**OBJECTIVE**
Locate the lines of the listing below that hold "Publication", then copy each of them.

**DATA SHOWN**
######
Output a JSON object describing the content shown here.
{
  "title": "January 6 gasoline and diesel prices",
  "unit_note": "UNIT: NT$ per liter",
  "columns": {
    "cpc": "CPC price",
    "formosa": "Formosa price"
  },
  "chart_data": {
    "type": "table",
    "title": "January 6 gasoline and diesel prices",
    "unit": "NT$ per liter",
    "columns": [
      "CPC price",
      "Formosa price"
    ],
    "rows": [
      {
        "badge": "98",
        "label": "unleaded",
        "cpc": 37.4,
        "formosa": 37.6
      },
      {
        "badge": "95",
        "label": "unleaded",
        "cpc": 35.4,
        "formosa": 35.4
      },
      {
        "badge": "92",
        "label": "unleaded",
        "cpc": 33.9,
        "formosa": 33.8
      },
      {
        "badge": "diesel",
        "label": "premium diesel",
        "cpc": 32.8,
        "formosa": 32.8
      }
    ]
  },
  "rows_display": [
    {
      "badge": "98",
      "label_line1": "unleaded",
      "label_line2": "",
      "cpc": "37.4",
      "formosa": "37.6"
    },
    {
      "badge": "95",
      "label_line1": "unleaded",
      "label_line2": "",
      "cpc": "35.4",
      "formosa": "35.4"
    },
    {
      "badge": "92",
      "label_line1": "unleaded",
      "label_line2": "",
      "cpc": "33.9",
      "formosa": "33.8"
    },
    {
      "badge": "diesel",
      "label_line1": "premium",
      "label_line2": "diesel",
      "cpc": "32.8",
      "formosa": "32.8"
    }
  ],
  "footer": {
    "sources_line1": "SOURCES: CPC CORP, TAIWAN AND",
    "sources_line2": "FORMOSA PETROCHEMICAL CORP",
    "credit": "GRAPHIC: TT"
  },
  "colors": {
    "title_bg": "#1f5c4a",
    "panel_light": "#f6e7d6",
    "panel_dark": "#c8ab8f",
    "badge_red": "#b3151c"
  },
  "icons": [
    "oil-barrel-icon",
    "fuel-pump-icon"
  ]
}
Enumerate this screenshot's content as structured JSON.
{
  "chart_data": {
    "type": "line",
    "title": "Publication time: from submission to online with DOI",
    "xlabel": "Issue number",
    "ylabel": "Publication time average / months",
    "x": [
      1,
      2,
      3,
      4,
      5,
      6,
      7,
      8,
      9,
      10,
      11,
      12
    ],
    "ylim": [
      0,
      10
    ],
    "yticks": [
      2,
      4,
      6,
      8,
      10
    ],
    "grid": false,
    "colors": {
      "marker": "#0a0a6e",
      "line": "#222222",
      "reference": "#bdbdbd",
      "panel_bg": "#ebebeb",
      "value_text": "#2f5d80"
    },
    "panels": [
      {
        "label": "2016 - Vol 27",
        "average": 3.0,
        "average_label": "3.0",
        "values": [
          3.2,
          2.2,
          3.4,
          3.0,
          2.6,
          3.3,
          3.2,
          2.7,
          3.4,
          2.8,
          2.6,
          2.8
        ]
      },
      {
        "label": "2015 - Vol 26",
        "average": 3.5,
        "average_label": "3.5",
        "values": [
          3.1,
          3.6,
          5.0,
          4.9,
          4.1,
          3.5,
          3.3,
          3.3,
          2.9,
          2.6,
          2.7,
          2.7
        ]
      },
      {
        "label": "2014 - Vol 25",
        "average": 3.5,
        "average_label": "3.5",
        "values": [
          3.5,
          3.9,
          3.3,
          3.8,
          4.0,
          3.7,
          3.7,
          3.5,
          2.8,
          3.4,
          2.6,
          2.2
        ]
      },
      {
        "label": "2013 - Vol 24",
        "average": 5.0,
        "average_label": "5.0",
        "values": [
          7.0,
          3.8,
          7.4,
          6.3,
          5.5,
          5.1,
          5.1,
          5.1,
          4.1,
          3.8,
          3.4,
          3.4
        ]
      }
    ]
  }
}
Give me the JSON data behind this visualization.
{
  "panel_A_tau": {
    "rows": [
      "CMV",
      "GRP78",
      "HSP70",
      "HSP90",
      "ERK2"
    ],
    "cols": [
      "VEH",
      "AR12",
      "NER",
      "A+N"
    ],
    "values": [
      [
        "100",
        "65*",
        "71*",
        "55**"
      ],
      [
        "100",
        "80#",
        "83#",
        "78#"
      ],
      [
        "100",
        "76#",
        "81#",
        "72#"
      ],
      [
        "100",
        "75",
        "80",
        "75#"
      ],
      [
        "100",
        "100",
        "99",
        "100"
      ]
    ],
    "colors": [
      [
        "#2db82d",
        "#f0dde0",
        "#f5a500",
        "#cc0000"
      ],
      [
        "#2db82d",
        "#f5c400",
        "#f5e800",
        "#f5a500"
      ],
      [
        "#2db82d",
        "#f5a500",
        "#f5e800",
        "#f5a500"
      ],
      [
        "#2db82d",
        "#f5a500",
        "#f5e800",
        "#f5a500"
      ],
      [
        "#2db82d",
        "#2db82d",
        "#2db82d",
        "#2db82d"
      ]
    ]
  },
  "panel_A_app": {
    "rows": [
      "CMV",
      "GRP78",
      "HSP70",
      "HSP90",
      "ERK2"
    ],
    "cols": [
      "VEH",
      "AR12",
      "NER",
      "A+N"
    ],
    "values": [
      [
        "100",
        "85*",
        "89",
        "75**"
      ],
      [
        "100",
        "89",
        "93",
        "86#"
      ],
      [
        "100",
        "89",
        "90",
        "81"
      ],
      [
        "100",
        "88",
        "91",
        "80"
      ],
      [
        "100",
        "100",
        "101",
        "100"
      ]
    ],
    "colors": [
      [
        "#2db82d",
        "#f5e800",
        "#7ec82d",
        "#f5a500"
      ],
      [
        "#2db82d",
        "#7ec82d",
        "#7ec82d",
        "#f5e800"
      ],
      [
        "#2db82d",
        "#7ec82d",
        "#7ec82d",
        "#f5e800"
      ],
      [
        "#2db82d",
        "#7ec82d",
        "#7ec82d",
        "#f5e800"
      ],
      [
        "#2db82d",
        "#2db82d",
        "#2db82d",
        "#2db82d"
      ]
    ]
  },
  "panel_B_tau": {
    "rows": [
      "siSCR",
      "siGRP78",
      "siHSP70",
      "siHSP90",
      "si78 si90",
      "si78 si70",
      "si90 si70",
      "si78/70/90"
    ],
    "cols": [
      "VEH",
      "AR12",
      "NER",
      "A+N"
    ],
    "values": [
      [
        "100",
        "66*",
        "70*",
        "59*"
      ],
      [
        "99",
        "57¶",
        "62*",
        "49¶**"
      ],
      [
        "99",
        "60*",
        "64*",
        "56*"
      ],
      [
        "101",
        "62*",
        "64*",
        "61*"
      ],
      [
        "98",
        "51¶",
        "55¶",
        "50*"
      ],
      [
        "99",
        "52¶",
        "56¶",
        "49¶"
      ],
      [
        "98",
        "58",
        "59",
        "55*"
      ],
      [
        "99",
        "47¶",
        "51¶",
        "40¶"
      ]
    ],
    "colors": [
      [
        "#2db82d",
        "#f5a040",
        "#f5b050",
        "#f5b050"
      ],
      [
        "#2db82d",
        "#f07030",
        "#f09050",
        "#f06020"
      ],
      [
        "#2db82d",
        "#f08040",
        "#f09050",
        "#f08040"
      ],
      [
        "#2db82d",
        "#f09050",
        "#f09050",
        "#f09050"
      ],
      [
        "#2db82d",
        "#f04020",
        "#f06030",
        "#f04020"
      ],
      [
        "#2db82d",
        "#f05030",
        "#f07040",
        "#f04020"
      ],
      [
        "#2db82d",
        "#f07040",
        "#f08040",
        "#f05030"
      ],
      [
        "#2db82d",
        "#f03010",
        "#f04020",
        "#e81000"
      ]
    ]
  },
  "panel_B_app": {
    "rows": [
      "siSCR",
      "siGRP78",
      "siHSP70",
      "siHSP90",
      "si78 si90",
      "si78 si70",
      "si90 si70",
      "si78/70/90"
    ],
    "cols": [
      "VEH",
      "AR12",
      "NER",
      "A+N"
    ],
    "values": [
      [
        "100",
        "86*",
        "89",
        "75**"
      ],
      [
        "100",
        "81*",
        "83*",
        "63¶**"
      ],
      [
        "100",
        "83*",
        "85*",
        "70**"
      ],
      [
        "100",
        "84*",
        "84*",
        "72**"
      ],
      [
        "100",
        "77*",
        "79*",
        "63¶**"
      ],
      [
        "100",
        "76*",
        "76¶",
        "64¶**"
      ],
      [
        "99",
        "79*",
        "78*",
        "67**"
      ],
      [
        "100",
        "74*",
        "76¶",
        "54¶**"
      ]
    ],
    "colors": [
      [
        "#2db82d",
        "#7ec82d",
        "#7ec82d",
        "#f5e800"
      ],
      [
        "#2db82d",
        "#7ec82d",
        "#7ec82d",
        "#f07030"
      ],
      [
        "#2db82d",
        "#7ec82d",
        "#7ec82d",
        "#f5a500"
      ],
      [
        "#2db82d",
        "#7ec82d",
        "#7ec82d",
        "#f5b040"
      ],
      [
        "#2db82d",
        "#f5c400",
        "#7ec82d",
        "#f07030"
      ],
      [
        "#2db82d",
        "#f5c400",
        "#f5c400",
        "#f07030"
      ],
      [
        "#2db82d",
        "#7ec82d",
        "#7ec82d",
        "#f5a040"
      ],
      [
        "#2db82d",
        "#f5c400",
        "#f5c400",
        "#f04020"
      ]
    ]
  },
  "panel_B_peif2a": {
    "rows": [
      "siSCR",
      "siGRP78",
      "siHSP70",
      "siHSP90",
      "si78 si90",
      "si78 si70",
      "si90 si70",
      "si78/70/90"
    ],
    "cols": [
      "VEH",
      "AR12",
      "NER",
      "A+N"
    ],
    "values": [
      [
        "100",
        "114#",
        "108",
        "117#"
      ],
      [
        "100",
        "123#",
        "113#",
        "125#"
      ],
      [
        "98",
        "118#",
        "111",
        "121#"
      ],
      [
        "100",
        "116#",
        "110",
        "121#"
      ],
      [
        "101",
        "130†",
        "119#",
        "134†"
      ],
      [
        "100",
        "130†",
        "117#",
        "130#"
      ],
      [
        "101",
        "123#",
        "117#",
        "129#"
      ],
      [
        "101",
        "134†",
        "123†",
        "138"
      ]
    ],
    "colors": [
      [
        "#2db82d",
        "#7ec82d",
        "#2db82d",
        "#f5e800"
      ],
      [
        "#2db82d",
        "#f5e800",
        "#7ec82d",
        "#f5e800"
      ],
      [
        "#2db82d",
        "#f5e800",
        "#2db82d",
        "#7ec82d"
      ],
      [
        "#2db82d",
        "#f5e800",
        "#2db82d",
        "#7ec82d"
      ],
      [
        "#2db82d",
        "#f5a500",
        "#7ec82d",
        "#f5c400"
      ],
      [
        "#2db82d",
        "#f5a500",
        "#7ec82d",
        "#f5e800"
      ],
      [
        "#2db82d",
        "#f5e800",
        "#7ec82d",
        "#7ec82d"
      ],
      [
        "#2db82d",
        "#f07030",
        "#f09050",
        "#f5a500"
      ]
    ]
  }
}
######
**FINAL ANSWER**
    "title": "Publication time: from submission to online with DOI",
    "ylabel": "Publication time average / months",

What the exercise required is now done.